((

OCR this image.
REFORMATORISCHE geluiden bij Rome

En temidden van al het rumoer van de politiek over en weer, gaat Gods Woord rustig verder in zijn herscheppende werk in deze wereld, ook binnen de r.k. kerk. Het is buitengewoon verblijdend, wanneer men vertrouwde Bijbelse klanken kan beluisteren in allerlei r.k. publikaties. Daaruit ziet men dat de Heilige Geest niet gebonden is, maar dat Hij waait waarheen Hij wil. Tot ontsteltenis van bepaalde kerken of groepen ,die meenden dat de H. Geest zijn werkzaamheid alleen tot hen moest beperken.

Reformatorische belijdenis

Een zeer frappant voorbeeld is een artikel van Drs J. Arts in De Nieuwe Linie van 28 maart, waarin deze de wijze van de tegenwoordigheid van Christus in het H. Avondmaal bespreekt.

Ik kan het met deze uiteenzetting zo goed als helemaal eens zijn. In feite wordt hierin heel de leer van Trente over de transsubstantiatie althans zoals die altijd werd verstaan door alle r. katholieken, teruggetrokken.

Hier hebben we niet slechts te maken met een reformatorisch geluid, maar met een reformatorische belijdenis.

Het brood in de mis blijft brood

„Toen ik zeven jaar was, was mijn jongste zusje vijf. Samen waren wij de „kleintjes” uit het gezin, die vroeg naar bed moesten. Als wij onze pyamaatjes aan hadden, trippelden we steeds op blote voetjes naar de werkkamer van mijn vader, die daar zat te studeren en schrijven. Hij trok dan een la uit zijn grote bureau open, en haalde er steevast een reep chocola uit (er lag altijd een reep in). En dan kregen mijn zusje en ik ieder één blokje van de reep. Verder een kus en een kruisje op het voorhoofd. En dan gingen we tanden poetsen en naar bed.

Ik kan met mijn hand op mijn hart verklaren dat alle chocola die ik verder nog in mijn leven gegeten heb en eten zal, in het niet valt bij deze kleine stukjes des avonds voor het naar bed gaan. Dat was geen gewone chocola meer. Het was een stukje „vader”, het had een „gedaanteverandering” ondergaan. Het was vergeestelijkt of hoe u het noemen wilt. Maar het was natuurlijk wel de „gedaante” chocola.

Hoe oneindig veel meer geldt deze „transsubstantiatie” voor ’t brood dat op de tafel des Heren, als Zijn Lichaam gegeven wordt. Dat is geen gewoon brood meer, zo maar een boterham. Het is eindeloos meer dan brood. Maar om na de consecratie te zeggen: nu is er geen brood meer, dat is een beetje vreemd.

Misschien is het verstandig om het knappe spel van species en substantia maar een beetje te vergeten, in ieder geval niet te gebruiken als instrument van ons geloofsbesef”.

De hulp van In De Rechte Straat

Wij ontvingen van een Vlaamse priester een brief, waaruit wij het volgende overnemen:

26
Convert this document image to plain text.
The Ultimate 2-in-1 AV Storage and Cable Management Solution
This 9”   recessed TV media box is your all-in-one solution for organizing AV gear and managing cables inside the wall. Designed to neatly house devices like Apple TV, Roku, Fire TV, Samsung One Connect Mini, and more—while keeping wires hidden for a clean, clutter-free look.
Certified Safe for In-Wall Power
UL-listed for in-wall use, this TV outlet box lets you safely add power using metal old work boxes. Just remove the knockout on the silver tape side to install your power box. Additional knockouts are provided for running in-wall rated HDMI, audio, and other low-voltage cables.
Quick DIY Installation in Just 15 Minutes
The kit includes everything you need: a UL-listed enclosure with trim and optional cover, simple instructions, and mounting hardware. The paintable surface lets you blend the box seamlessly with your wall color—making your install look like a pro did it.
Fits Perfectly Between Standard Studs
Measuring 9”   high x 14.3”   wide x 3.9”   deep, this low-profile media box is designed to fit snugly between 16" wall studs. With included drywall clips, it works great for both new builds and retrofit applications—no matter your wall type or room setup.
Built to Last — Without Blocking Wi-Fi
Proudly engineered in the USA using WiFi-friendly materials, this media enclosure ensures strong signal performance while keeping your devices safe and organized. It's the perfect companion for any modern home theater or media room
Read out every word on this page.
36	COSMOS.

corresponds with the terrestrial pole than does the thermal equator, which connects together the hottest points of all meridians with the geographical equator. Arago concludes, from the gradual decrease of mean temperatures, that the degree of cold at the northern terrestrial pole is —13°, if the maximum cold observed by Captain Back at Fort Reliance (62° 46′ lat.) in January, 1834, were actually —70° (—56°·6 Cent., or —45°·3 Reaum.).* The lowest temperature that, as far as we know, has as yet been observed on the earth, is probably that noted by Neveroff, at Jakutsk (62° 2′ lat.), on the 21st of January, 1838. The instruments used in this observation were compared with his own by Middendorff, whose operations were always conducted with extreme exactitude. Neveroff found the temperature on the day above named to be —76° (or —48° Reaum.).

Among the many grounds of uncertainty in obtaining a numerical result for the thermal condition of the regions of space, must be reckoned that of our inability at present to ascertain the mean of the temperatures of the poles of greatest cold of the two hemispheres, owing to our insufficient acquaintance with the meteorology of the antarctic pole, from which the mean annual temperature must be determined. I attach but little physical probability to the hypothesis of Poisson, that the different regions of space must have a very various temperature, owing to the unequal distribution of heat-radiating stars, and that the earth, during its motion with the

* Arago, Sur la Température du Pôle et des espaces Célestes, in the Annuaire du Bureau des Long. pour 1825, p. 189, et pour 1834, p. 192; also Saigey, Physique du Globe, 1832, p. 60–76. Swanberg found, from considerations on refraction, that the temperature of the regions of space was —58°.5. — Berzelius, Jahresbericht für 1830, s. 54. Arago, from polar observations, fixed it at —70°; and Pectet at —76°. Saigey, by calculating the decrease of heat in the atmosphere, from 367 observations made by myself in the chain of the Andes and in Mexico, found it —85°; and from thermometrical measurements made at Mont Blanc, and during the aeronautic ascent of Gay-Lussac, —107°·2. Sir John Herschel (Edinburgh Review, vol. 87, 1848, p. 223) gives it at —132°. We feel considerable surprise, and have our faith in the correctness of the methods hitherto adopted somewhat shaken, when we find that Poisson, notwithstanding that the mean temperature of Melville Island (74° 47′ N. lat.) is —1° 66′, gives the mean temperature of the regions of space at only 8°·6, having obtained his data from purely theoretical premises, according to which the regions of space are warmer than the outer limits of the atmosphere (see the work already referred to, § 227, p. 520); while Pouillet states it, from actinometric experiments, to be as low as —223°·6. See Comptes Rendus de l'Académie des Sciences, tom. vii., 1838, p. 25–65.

))

**PROBLEM DETAILS:** Retype the records above exactly.

**TASK RESPONSE:**
OCR this image.
REFORMATORISCHE geluiden bij Rome

En temidden van al het rumoer van de politiek over en weer, gaat Gods Woord rustig verder in zijn herscheppende werk in deze wereld, ook binnen de r.k. kerk. Het is buitengewoon verblijdend, wanneer men vertrouwde Bijbelse klanken kan beluisteren in allerlei r.k. publikaties. Daaruit ziet men dat de Heilige Geest niet gebonden is, maar dat Hij waait waarheen Hij wil. Tot ontsteltenis van bepaalde kerken of groepen ,die meenden dat de H. Geest zijn werkzaamheid alleen tot hen moest beperken.

Reformatorische belijdenis

Een zeer frappant voorbeeld is een artikel van Drs J. Arts in De Nieuwe Linie van 28 maart, waarin deze de wijze van de tegenwoordigheid van Christus in het H. Avondmaal bespreekt.

Ik kan het met deze uiteenzetting zo goed als helemaal eens zijn. In feite wordt hierin heel de leer van Trente over de transsubstantiatie althans zoals die altijd werd verstaan door alle r. katholieken, teruggetrokken.

Hier hebben we niet slechts te maken met een reformatorisch geluid, maar met een reformatorische belijdenis.

Het brood in de mis blijft brood

„Toen ik zeven jaar was, was mijn jongste zusje vijf. Samen waren wij de „kleintjes” uit het gezin, die vroeg naar bed moesten. Als wij onze pyamaatjes aan hadden, trippelden we steeds op blote voetjes naar de werkkamer van mijn vader, die daar zat te studeren en schrijven. Hij trok dan een la uit zijn grote bureau open, en haalde er steevast een reep chocola uit (er lag altijd een reep in). En dan kregen mijn zusje en ik ieder één blokje van de reep. Verder een kus en een kruisje op het voorhoofd. En dan gingen we tanden poetsen en naar bed.

Ik kan met mijn hand op mijn hart verklaren dat alle chocola die ik verder nog in mijn leven gegeten heb en eten zal, in het niet valt bij deze kleine stukjes des avonds voor het naar bed gaan. Dat was geen gewone chocola meer. Het was een stukje „vader”, het had een „gedaanteverandering” ondergaan. Het was vergeestelijkt of hoe u het noemen wilt. Maar het was natuurlijk wel de „gedaante” chocola.

Hoe oneindig veel meer geldt deze „transsubstantiatie” voor ’t brood dat op de tafel des Heren, als Zijn Lichaam gegeven wordt. Dat is geen gewoon brood meer, zo maar een boterham. Het is eindeloos meer dan brood. Maar om na de consecratie te zeggen: nu is er geen brood meer, dat is een beetje vreemd.

Misschien is het verstandig om het knappe spel van species en substantia maar een beetje te vergeten, in ieder geval niet te gebruiken als instrument van ons geloofsbesef”.

De hulp van In De Rechte Straat

Wij ontvingen van een Vlaamse priester een brief, waaruit wij het volgende overnemen:

26
Convert this document image to plain text.
The Ultimate 2-in-1 AV Storage and Cable Management Solution
This 9”   recessed TV media box is your all-in-one solution for organizing AV gear and managing cables inside the wall. Designed to neatly house devices like Apple TV, Roku, Fire TV, Samsung One Connect Mini, and more—while keeping wires hidden for a clean, clutter-free look.
Certified Safe for In-Wall Power
UL-listed for in-wall use, this TV outlet box lets you safely add power using metal old work boxes. Just remove the knockout on the silver tape side to install your power box. Additional knockouts are provided for running in-wall rated HDMI, audio, and other low-voltage cables.
Quick DIY Installation in Just 15 Minutes
The kit includes everything you need: a UL-listed enclosure with trim and optional cover, simple instructions, and mounting hardware. The paintable surface lets you blend the box seamlessly with your wall color—making your install look like a pro did it.
Fits Perfectly Between Standard Studs
Measuring 9”   high x 14.3”   wide x 3.9”   deep, this low-profile media box is designed to fit snugly between 16" wall studs. With included drywall clips, it works great for both new builds and retrofit applications—no matter your wall type or room setup.
Built to Last — Without Blocking Wi-Fi
Proudly engineered in the USA using WiFi-friendly materials, this media enclosure ensures strong signal performance while keeping your devices safe and organized. It's the perfect companion for any modern home theater or media room
Read out every word on this page.
36	COSMOS.

corresponds with the terrestrial pole than does the thermal equator, which connects together the hottest points of all meridians with the geographical equator. Arago concludes, from the gradual decrease of mean temperatures, that the degree of cold at the northern terrestrial pole is —13°, if the maximum cold observed by Captain Back at Fort Reliance (62° 46′ lat.) in January, 1834, were actually —70° (—56°·6 Cent., or —45°·3 Reaum.).* The lowest temperature that, as far as we know, has as yet been observed on the earth, is probably that noted by Neveroff, at Jakutsk (62° 2′ lat.), on the 21st of January, 1838. The instruments used in this observation were compared with his own by Middendorff, whose operations were always conducted with extreme exactitude. Neveroff found the temperature on the day above named to be —76° (or —48° Reaum.).

Among the many grounds of uncertainty in obtaining a numerical result for the thermal condition of the regions of space, must be reckoned that of our inability at present to ascertain the mean of the temperatures of the poles of greatest cold of the two hemispheres, owing to our insufficient acquaintance with the meteorology of the antarctic pole, from which the mean annual temperature must be determined. I attach but little physical probability to the hypothesis of Poisson, that the different regions of space must have a very various temperature, owing to the unequal distribution of heat-radiating stars, and that the earth, during its motion with the

* Arago, Sur la Température du Pôle et des espaces Célestes, in the Annuaire du Bureau des Long. pour 1825, p. 189, et pour 1834, p. 192; also Saigey, Physique du Globe, 1832, p. 60–76. Swanberg found, from considerations on refraction, that the temperature of the regions of space was —58°.5. — Berzelius, Jahresbericht für 1830, s. 54. Arago, from polar observations, fixed it at —70°; and Pectet at —76°. Saigey, by calculating the decrease of heat in the atmosphere, from 367 observations made by myself in the chain of the Andes and in Mexico, found it —85°; and from thermometrical measurements made at Mont Blanc, and during the aeronautic ascent of Gay-Lussac, —107°·2. Sir John Herschel (Edinburgh Review, vol. 87, 1848, p. 223) gives it at —132°. We feel considerable surprise, and have our faith in the correctness of the methods hitherto adopted somewhat shaken, when we find that Poisson, notwithstanding that the mean temperature of Melville Island (74° 47′ N. lat.) is —1° 66′, gives the mean temperature of the regions of space at only 8°·6, having obtained his data from purely theoretical premises, according to which the regions of space are warmer than the outer limits of the atmosphere (see the work already referred to, § 227, p. 520); while Pouillet states it, from actinometric experiments, to be as low as —223°·6. See Comptes Rendus de l'Académie des Sciences, tom. vii., 1838, p. 25–65.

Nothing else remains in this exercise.